- **Task to carry out**
List all lines in the material below that contain "điều".

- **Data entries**

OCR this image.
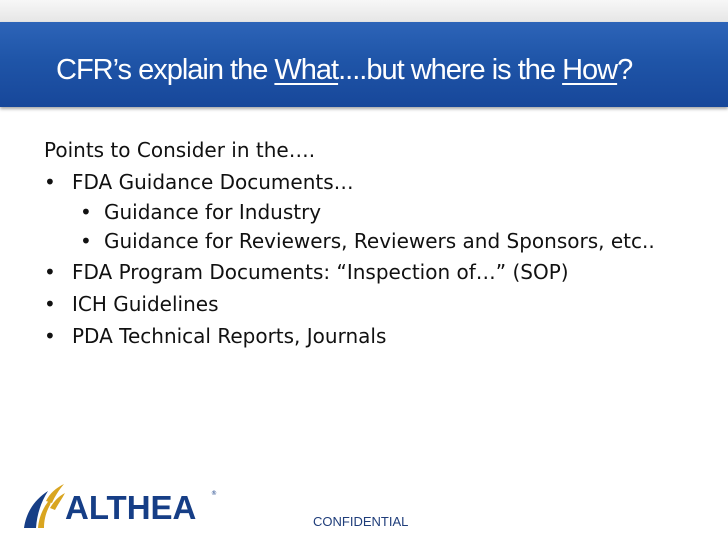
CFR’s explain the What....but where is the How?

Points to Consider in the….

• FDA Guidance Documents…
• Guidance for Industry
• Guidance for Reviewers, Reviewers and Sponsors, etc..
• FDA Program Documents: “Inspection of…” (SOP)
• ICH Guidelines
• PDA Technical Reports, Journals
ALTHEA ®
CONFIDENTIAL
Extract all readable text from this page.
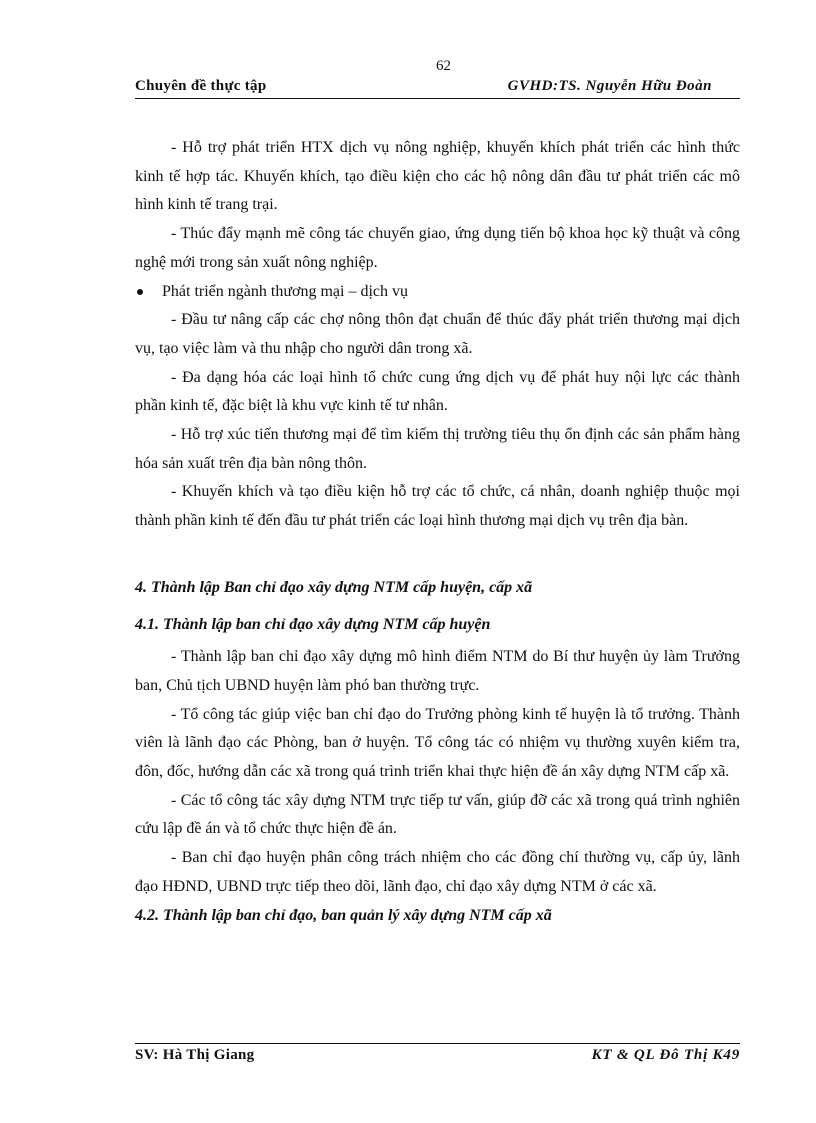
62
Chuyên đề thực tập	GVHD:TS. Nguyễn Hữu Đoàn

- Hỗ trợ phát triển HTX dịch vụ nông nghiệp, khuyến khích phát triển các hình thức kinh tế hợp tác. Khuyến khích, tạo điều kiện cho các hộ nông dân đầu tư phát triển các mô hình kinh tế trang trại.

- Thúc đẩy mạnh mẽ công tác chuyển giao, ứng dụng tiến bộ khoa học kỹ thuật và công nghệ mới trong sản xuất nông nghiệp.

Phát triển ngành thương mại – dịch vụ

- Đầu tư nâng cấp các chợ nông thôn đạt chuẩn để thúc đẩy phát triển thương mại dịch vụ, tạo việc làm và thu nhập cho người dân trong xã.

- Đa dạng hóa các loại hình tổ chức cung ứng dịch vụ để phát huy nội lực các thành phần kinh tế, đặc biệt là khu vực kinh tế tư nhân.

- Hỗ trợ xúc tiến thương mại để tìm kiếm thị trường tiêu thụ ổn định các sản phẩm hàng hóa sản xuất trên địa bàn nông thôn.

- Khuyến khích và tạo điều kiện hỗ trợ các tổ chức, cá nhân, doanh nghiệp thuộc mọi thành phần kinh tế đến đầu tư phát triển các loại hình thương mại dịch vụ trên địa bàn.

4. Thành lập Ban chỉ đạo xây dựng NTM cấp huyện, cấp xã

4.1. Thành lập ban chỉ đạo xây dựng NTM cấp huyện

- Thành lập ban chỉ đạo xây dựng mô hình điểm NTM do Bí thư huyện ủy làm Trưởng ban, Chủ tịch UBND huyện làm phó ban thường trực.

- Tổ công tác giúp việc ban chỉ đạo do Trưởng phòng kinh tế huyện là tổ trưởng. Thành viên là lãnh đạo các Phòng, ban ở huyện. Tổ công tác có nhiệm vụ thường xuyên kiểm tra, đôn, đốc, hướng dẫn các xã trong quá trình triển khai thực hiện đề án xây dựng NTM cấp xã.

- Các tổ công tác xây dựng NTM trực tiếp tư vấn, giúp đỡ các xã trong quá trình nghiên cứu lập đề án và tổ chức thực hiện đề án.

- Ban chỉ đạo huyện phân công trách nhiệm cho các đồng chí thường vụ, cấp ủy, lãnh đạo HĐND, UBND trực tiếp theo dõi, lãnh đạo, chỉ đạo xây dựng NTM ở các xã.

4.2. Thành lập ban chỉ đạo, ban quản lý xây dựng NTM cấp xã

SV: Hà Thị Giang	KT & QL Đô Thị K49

- **Response to the task**
- Hỗ trợ phát triển HTX dịch vụ nông nghiệp, khuyến khích phát triển các hình thức kinh tế hợp tác. Khuyến khích, tạo điều kiện cho các hộ nông dân đầu tư phát triển các mô hình kinh tế trang trại.
- Khuyến khích và tạo điều kiện hỗ trợ các tổ chức, cá nhân, doanh nghiệp thuộc mọi thành phần kinh tế đến đầu tư phát triển các loại hình thương mại dịch vụ trên địa bàn.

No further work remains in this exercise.